[Items listed in a dataset]
━━━━━━━━

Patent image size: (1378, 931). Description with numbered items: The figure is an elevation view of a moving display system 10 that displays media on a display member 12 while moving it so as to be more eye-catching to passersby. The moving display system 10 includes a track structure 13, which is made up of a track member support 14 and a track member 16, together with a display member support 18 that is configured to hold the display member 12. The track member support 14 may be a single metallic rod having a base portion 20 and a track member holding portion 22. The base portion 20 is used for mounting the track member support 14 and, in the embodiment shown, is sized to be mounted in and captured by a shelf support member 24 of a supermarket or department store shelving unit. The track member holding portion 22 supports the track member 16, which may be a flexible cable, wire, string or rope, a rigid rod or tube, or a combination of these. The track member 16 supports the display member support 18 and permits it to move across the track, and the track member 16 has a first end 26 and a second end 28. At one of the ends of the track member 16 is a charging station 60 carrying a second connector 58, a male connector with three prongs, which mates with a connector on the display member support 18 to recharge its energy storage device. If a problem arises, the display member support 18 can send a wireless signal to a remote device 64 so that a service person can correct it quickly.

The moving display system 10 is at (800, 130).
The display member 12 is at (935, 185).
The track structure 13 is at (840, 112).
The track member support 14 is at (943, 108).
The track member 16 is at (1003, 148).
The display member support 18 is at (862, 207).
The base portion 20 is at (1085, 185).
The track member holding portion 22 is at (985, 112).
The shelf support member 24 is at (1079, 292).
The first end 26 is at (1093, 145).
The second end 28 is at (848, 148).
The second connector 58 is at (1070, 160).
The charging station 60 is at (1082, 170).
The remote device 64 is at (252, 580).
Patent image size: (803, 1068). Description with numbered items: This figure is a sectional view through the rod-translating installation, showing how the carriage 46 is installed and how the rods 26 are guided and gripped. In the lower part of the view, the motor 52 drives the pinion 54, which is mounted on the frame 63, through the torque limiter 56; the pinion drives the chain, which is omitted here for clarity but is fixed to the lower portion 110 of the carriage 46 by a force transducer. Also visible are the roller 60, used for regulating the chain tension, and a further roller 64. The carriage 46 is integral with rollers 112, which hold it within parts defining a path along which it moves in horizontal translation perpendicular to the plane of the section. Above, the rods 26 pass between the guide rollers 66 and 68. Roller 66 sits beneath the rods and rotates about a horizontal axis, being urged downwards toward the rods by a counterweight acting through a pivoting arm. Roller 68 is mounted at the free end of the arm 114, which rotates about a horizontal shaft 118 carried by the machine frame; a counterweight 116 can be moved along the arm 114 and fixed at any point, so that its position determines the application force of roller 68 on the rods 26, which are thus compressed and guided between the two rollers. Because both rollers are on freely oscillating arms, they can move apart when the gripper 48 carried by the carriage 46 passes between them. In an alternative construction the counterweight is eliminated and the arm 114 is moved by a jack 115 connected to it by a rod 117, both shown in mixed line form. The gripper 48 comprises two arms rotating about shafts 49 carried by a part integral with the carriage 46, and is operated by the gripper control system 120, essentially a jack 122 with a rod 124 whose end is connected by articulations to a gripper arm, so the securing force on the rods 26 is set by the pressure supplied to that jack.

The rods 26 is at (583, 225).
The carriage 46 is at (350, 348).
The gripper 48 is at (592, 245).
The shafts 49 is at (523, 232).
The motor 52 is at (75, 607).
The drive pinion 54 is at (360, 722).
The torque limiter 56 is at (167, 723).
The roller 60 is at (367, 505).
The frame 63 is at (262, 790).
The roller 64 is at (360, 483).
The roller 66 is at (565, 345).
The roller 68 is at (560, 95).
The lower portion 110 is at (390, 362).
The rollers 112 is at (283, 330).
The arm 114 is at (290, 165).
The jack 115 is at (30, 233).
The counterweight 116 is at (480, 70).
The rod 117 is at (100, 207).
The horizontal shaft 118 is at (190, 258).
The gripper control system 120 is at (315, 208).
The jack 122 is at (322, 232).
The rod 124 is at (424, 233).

━━━━━━━━

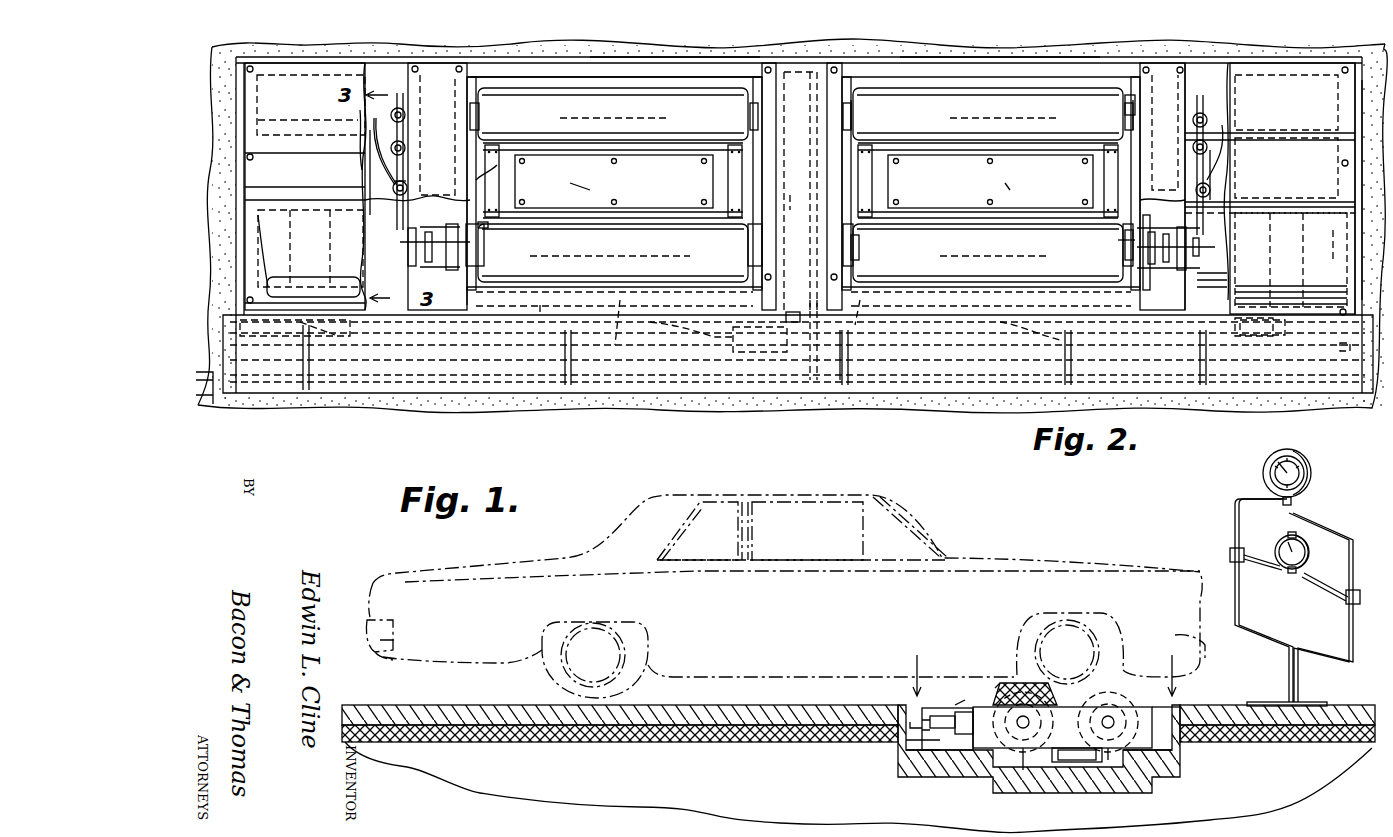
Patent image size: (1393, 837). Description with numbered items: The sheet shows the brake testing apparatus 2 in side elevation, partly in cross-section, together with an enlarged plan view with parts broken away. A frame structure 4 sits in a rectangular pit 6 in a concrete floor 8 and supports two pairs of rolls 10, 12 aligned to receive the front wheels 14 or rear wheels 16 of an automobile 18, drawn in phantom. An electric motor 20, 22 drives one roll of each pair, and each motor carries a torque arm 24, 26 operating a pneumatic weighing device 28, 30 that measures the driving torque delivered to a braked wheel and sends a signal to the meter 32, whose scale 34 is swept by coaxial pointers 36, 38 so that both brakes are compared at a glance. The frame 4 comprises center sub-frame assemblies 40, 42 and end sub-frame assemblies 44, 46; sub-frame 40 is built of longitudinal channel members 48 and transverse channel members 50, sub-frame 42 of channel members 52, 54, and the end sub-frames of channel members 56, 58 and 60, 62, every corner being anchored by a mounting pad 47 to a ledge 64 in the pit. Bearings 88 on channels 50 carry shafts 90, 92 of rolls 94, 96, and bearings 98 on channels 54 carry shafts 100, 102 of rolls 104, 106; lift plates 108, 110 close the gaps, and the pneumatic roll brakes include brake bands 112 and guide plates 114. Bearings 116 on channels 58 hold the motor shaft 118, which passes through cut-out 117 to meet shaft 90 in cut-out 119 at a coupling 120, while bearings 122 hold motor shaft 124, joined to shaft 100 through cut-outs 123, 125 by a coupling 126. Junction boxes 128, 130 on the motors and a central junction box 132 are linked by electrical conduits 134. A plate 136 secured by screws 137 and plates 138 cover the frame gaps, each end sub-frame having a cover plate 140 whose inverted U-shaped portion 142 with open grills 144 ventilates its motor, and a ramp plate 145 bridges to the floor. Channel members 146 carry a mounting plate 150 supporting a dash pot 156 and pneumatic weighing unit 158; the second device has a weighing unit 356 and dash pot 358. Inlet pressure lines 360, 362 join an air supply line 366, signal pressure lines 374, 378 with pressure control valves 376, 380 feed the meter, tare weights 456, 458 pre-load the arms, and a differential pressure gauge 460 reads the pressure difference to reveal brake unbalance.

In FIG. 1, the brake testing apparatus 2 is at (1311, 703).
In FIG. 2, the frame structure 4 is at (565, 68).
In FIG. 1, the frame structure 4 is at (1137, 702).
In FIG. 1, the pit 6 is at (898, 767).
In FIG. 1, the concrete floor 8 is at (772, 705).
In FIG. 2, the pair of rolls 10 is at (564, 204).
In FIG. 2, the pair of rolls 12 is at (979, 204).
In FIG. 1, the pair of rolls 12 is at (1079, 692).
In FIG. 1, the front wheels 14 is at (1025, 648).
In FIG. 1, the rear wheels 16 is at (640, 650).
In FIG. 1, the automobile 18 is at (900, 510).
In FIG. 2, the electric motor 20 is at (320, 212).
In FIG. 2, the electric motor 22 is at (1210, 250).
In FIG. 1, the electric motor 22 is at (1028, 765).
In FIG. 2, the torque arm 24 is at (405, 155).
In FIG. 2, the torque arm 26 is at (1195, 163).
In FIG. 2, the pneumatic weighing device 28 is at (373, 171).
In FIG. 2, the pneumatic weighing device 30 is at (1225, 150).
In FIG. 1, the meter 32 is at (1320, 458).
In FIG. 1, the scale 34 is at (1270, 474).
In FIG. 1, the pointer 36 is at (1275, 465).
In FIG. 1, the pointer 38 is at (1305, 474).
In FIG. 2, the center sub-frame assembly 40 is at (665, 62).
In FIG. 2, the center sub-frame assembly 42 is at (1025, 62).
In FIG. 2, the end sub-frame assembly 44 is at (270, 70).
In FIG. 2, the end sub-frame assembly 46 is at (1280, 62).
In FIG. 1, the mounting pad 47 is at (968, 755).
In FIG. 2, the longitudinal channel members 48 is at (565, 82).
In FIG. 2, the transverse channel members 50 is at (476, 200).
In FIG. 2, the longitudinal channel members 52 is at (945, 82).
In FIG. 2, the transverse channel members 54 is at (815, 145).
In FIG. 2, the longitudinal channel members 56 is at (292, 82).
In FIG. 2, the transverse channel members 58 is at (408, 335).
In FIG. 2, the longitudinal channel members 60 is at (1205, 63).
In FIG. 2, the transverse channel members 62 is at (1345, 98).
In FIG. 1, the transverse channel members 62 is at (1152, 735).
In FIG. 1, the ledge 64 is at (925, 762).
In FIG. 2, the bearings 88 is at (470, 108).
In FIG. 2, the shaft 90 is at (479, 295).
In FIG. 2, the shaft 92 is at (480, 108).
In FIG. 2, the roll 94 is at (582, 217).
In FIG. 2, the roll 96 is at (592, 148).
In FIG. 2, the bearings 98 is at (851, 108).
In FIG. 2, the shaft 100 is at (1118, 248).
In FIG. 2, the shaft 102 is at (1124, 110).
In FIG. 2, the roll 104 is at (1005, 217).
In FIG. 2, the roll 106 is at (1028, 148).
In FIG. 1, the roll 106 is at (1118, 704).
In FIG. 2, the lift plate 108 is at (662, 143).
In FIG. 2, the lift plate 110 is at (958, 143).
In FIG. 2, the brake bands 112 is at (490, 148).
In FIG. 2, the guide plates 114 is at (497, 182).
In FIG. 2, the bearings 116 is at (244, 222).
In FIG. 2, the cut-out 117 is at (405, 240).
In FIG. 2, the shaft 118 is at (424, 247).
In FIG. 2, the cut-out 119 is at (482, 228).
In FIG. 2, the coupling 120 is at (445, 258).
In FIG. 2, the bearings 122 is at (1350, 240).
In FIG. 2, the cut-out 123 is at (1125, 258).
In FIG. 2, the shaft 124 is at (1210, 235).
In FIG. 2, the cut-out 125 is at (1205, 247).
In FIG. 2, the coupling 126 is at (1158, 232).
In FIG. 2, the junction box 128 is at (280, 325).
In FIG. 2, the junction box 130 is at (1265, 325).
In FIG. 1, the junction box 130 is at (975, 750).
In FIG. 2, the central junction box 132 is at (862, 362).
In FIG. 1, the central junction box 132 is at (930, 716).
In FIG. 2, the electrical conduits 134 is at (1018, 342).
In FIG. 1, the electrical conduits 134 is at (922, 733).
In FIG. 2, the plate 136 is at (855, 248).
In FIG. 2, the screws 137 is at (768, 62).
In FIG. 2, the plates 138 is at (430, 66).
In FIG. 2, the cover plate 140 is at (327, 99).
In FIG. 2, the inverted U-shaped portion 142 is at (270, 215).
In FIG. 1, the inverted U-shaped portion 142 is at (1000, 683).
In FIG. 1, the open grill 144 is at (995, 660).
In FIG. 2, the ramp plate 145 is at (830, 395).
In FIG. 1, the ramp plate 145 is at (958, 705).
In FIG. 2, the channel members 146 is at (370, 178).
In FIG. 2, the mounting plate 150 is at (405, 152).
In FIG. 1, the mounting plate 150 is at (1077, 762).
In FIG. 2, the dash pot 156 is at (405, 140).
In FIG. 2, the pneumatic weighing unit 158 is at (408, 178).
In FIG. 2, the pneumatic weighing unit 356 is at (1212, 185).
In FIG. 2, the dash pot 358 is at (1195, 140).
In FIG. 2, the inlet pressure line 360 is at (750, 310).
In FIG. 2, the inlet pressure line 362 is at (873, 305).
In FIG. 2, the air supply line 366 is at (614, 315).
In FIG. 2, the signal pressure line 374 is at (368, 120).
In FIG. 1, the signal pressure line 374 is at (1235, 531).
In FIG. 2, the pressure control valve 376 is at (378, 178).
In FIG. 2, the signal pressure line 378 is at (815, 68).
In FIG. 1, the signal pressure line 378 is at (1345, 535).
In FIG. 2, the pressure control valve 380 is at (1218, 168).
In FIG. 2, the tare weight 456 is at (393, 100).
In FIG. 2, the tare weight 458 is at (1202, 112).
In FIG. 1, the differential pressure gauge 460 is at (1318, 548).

━━━━━━━━

### What you have to do
Copy out word for word the part that opens with the line containing "Patent image size: (1378, 931)." and closes with the line containing "The remote device 64 is at (252, 580).". Include both of those lines.

### Final result
Patent image size: (1378, 931). Description with numbered items: The figure is an elevation view of a moving display system 10 that displays media on a display member 12 while moving it so as to be more eye-catching to passersby. The moving display system 10 includes a track structure 13, which is made up of a track member support 14 and a track member 16, together with a display member support 18 that is configured to hold the display member 12. The track member support 14 may be a single metallic rod having a base portion 20 and a track member holding portion 22. The base portion 20 is used for mounting the track member support 14 and, in the embodiment shown, is sized to be mounted in and captured by a shelf support member 24 of a supermarket or department store shelving unit. The track member holding portion 22 supports the track member 16, which may be a flexible cable, wire, string or rope, a rigid rod or tube, or a combination of these. The track member 16 supports the display member support 18 and permits it to move across the track, and the track member 16 has a first end 26 and a second end 28. At one of the ends of the track member 16 is a charging station 60 carrying a second connector 58, a male connector with three prongs, which mates with a connector on the display member support 18 to recharge its energy storage device. If a problem arises, the display member support 18 can send a wireless signal to a remote device 64 so that a service person can correct it quickly.

The moving display system 10 is at (800, 130).
The display member 12 is at (935, 185).
The track structure 13 is at (840, 112).
The track member support 14 is at (943, 108).
The track member 16 is at (1003, 148).
The display member support 18 is at (862, 207).
The base portion 20 is at (1085, 185).
The track member holding portion 22 is at (985, 112).
The shelf support member 24 is at (1079, 292).
The first end 26 is at (1093, 145).
The second end 28 is at (848, 148).
The second connector 58 is at (1070, 160).
The charging station 60 is at (1082, 170).
The remote device 64 is at (252, 580).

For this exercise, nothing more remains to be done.